> _Exercise prompt_: Pull each line holding "Janeiro" out of the entries below.

((

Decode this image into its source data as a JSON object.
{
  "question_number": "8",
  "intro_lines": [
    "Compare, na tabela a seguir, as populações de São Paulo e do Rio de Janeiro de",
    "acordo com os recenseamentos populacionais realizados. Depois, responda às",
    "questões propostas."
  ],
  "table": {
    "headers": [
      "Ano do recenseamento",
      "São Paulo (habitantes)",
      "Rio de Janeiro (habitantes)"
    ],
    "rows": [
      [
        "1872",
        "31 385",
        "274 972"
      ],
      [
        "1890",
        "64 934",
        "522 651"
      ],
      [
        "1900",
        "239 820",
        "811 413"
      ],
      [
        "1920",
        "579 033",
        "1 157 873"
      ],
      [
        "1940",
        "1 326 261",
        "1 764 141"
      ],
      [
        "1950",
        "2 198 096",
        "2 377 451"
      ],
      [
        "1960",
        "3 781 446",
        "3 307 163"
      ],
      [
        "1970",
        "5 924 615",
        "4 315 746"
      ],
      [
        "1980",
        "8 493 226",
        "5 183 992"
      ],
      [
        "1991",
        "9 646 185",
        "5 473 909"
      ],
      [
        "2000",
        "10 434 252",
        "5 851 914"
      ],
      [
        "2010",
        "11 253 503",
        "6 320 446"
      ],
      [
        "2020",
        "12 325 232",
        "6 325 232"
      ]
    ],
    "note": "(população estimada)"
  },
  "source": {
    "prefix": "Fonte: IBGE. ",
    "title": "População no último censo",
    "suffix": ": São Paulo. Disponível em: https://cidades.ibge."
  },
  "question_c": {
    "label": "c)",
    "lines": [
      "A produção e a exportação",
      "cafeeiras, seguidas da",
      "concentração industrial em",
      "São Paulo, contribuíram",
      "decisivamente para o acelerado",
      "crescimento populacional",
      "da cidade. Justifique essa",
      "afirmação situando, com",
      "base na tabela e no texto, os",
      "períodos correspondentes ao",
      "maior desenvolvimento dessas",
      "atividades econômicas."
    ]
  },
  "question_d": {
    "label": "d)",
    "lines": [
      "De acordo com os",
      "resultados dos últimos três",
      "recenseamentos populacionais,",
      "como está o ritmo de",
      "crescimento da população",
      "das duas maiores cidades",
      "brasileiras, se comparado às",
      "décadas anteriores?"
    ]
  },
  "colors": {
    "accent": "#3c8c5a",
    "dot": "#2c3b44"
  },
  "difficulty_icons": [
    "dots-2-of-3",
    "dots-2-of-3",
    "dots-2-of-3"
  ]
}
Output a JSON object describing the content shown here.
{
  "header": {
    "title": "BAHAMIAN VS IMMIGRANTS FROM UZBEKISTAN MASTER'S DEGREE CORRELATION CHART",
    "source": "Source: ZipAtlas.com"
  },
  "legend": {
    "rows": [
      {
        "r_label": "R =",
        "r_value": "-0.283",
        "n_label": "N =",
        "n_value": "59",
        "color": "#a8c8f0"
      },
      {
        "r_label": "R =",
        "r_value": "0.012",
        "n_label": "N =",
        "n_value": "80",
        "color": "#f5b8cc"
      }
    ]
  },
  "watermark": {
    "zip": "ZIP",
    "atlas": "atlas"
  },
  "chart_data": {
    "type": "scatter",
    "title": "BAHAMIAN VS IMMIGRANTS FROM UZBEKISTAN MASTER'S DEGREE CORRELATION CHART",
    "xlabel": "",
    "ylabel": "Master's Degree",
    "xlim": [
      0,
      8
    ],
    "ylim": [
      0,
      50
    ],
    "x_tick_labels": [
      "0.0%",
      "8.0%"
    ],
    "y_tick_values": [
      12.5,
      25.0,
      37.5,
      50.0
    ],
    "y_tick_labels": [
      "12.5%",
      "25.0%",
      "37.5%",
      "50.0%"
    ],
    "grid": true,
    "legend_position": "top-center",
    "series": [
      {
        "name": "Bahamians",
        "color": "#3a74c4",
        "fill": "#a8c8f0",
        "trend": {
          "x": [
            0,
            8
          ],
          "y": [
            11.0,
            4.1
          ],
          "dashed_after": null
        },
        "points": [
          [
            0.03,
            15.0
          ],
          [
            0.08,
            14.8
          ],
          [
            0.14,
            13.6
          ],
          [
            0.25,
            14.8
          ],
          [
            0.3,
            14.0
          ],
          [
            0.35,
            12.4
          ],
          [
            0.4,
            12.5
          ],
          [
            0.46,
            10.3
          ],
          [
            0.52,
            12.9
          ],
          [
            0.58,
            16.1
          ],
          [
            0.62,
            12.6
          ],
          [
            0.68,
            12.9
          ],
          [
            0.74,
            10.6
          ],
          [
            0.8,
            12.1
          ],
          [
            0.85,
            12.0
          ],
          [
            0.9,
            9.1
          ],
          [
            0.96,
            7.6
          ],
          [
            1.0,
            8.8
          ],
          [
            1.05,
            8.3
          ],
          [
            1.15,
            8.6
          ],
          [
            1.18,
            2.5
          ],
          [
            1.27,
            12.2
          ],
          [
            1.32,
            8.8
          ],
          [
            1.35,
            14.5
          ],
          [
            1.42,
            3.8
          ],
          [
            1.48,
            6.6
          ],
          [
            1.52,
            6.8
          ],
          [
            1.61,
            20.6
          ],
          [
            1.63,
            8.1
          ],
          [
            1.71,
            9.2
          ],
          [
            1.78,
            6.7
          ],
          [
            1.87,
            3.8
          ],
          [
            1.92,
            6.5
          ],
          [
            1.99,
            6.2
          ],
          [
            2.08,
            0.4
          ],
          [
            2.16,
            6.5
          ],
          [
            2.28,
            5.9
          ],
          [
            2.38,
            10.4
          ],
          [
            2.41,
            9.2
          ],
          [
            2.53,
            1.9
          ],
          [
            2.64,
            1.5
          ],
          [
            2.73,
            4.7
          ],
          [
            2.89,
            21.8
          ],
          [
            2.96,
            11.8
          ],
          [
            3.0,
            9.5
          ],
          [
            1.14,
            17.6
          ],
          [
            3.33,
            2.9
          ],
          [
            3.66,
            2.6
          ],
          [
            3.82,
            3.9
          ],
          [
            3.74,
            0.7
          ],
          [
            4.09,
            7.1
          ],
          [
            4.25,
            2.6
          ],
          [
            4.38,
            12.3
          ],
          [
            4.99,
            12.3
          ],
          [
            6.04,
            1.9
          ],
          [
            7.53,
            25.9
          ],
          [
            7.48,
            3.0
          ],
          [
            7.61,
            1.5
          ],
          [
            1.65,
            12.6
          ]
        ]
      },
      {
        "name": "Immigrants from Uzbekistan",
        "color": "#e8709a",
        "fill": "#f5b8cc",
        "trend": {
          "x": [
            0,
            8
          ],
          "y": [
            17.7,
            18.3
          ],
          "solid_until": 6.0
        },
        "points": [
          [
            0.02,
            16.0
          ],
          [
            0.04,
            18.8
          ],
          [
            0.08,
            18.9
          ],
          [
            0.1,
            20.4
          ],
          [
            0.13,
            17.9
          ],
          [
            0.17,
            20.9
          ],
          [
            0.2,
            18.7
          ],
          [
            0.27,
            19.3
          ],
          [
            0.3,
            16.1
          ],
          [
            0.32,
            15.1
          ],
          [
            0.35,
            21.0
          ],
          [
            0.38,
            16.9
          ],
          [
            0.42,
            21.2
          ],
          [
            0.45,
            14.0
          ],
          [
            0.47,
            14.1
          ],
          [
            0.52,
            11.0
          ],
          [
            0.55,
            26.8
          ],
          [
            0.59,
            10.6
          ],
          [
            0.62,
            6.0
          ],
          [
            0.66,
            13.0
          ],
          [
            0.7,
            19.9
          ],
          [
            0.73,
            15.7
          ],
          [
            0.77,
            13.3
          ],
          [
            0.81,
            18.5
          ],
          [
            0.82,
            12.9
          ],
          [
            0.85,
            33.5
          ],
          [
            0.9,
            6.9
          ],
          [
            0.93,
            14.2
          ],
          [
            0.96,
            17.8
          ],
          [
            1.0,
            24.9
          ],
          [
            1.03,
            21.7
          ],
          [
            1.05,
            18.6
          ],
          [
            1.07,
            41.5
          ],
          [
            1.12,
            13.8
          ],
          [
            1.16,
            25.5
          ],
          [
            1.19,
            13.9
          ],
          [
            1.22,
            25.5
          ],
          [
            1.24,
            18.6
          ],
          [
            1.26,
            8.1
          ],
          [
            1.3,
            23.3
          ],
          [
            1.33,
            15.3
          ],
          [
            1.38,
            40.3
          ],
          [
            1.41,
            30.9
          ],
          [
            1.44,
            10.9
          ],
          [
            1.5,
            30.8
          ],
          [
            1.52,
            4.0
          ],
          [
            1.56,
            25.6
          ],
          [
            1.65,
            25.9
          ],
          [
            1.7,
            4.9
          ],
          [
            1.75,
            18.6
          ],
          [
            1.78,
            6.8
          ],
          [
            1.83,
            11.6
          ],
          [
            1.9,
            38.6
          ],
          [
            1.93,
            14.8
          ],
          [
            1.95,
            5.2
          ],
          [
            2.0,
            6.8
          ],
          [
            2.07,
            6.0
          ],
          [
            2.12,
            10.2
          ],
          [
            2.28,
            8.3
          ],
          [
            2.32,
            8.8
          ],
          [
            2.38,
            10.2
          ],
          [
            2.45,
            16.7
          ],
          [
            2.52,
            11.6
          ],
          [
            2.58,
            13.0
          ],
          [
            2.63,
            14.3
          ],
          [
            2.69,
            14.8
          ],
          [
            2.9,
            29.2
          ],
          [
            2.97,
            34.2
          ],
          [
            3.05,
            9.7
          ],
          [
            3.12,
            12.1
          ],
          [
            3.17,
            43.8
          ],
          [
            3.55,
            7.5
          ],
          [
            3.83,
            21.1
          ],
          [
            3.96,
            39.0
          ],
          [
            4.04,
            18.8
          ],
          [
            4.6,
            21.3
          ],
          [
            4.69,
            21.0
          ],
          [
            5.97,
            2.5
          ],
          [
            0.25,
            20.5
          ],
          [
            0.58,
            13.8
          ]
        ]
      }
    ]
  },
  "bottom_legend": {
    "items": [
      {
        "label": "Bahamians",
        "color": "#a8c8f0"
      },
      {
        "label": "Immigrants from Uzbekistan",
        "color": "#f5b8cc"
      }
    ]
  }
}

))

> _Exercise response_:
    "Compare, na tabela a seguir, as populações de São Paulo e do Rio de Janeiro de",
      "Rio de Janeiro (habitantes)"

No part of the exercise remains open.